* **AIM OF THE TASK**: For the records that follow, return only the count of lines containing the string "строительство".

(Recorded data)
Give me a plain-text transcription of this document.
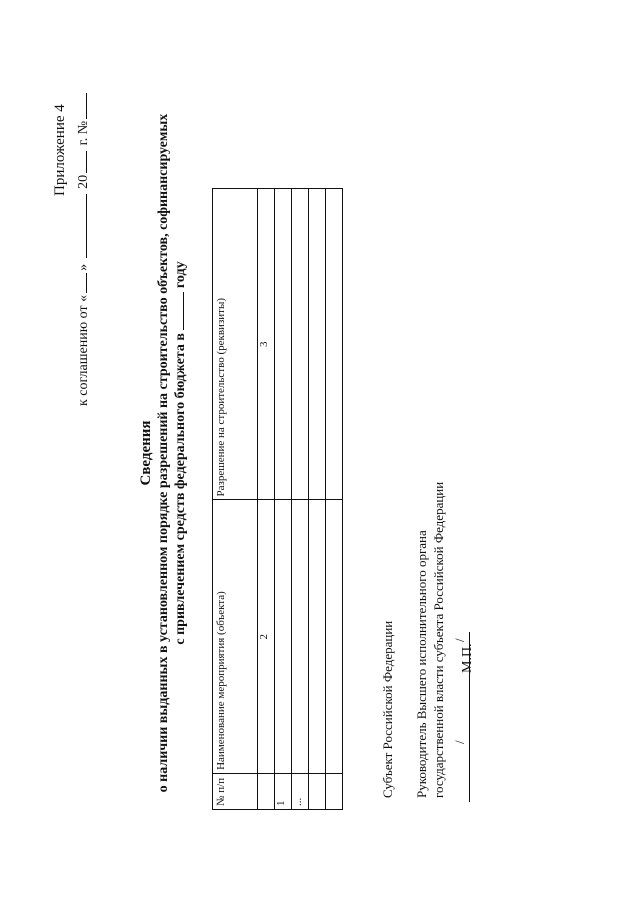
Приложение 4
к соглашению от «»  20 г. №
Сведения о наличии выданных в установленном порядке разрешений на строительство объектов, софинансируемых с привлечением средств федерального бюджета в  году
№ п/п	Наименование мероприятия (объекта)	Разрешение на строительство (реквизиты)
	2	3
1		
...		

Субъект Российской Федерации Руководитель Высшего исполнительного органа государственной власти субъекта Российской Федерации /
/
М.П.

* **SOLUTION**: 2